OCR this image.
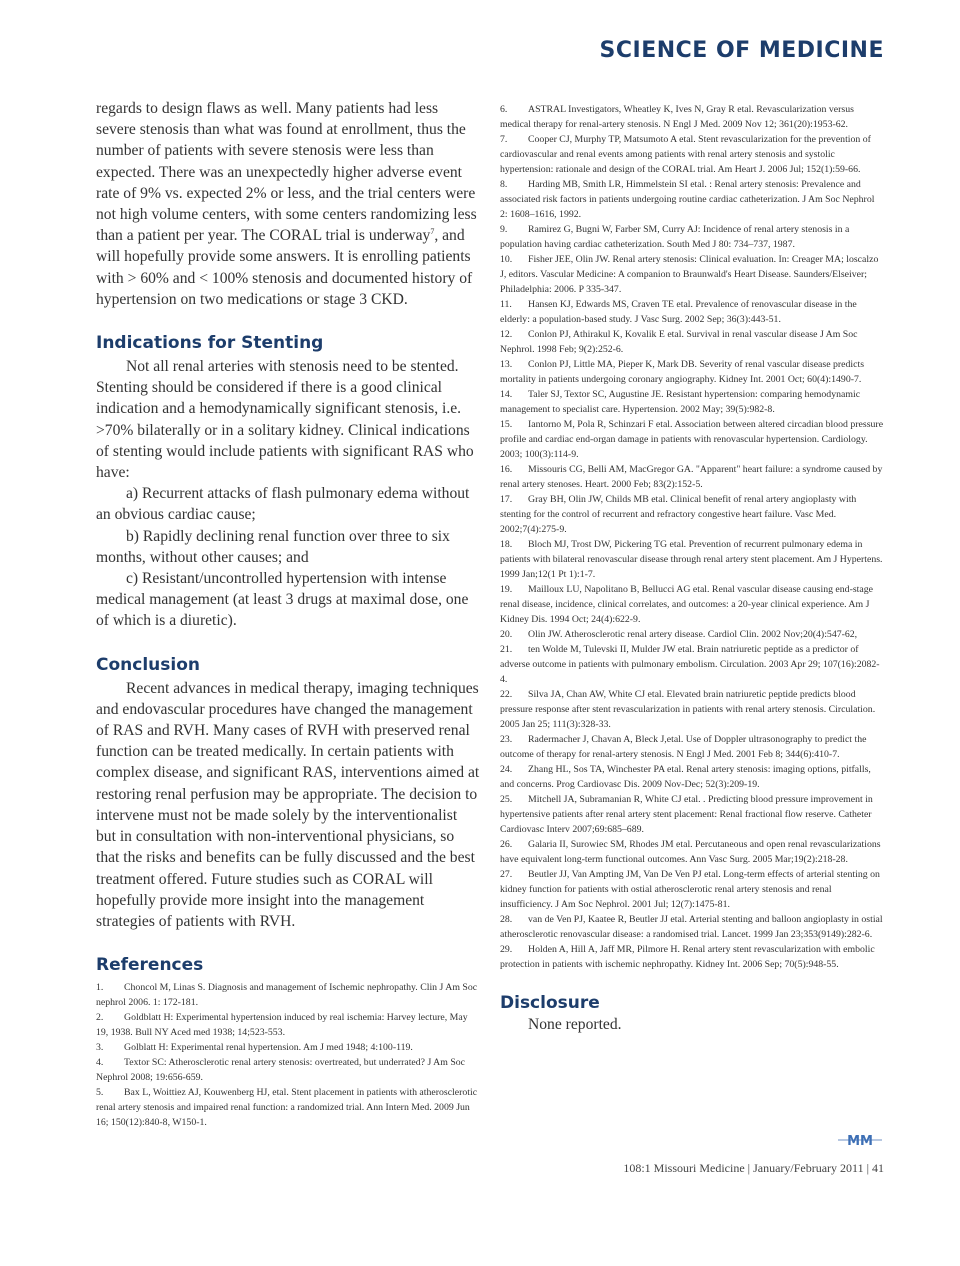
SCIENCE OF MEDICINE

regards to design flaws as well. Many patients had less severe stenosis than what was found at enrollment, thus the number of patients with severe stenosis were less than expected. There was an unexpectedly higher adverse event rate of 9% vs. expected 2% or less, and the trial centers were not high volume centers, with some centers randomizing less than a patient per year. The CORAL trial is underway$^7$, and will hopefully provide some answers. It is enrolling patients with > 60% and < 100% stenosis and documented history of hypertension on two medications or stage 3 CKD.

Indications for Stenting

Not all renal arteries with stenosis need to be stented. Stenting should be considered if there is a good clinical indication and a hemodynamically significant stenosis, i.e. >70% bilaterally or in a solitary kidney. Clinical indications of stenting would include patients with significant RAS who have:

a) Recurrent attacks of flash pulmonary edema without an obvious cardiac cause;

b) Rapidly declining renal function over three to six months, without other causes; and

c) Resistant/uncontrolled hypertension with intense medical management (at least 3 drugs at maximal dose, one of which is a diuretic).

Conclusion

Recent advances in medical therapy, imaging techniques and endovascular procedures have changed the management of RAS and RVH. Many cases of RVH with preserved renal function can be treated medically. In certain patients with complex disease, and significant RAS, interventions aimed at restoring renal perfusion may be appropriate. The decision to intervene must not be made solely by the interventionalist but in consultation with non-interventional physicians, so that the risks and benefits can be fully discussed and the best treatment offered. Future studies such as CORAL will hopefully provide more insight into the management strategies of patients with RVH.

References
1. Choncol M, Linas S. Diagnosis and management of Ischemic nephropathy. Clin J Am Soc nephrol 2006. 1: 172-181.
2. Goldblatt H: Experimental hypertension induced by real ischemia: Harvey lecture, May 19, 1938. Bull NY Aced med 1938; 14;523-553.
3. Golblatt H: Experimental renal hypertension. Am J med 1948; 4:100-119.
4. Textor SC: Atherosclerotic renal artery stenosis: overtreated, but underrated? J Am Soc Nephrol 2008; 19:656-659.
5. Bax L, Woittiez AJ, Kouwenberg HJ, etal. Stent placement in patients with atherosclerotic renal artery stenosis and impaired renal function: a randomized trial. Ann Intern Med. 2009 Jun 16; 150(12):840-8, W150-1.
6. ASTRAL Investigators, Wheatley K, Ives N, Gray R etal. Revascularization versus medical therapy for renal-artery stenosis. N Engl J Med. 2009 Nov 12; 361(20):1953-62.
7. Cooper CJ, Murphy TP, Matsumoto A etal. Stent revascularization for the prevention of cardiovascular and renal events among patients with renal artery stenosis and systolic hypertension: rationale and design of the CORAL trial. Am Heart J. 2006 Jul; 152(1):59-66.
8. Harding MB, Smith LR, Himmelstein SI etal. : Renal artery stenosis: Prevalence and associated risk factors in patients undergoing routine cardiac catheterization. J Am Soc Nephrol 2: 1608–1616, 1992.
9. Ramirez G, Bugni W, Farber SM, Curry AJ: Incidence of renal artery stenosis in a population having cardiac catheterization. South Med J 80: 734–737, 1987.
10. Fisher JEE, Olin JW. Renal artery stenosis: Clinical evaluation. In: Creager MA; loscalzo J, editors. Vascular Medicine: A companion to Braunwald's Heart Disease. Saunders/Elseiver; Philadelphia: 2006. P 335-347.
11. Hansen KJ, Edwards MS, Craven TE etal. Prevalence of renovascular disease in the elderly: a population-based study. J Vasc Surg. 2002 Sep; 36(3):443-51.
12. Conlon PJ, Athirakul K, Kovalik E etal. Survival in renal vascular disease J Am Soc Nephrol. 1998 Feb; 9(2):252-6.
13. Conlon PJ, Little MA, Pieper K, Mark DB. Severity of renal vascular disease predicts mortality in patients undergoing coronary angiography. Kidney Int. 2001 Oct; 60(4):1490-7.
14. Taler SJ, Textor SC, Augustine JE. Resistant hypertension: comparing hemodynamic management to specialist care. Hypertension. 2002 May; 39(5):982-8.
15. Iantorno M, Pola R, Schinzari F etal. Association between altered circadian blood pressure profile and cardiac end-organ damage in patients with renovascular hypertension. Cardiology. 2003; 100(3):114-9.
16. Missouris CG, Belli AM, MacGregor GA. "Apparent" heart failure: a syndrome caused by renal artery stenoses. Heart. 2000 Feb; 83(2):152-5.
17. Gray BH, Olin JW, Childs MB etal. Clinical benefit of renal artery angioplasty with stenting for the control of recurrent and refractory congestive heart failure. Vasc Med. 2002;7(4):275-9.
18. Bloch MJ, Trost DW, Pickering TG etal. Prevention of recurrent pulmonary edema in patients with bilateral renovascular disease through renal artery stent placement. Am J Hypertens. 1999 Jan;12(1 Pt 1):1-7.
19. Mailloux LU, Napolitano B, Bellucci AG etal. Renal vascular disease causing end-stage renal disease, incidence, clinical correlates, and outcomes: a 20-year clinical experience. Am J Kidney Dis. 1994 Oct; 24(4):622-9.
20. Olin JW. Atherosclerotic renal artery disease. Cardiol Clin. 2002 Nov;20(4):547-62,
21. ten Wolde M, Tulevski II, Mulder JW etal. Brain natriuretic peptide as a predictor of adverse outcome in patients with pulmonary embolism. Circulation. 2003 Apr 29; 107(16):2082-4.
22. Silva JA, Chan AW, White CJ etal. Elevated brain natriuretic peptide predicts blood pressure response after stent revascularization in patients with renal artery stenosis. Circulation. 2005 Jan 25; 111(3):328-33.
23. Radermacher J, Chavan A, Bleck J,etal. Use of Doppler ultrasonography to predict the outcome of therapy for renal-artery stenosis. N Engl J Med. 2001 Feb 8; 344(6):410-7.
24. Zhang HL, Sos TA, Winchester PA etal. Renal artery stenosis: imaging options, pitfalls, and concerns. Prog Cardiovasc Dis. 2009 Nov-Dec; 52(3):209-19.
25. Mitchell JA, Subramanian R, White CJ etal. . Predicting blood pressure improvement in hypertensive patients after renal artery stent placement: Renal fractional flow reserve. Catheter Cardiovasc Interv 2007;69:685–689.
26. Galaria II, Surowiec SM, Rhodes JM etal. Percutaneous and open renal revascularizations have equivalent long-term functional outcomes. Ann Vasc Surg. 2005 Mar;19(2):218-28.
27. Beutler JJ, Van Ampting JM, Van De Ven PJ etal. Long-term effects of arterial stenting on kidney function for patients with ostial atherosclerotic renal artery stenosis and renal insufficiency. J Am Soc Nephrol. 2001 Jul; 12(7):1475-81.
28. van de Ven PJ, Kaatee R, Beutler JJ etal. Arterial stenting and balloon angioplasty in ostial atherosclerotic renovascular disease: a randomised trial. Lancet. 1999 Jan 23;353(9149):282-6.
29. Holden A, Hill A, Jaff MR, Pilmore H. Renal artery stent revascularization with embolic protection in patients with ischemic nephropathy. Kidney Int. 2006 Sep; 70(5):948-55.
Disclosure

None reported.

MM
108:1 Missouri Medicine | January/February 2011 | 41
...
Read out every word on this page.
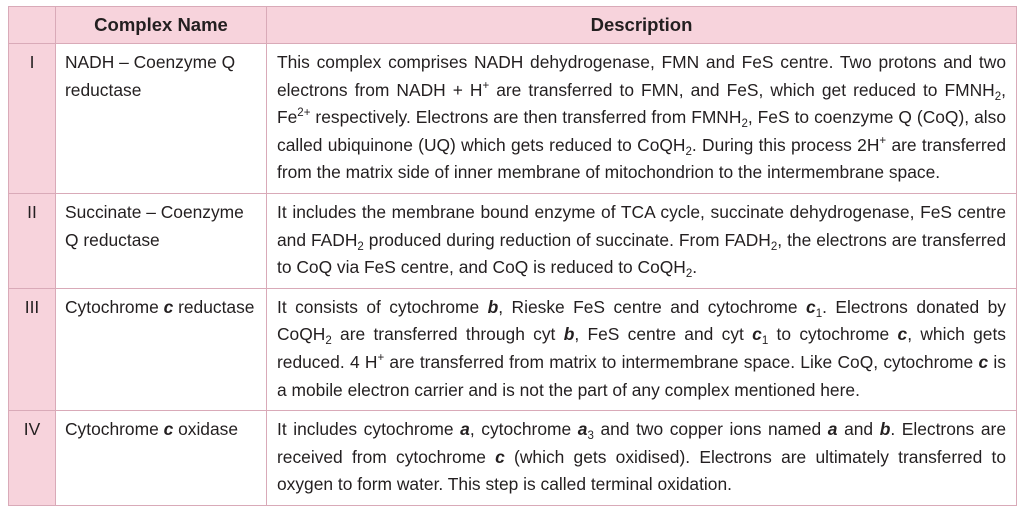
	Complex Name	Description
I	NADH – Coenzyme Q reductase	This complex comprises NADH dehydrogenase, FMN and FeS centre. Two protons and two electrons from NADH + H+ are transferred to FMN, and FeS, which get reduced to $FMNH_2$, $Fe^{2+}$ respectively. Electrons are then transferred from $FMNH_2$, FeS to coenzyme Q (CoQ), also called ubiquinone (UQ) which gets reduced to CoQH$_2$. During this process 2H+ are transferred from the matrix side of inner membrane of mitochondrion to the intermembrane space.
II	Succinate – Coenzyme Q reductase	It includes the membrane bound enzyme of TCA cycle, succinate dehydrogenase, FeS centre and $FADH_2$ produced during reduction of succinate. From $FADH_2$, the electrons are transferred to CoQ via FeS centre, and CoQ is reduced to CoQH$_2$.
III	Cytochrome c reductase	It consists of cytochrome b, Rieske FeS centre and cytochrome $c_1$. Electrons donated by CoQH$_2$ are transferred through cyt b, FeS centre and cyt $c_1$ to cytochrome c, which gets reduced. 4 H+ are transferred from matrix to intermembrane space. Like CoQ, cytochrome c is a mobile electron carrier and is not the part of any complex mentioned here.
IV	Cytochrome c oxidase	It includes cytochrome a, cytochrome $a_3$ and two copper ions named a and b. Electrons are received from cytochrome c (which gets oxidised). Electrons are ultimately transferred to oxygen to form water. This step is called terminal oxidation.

TASK BRIEF:
Using the records above, copy each line that contains "edema".

THE COMPLETED TASK:
a) Recurrent attacks of flash pulmonary edema without an obvious cardiac cause;
18. Bloch MJ, Trost DW, Pickering TG etal. Prevention of recurrent pulmonary edema in patients with bilateral renovascular disease through renal artery stent placement. Am J Hypertens. 1999 Jan;12(1 Pt 1):1-7.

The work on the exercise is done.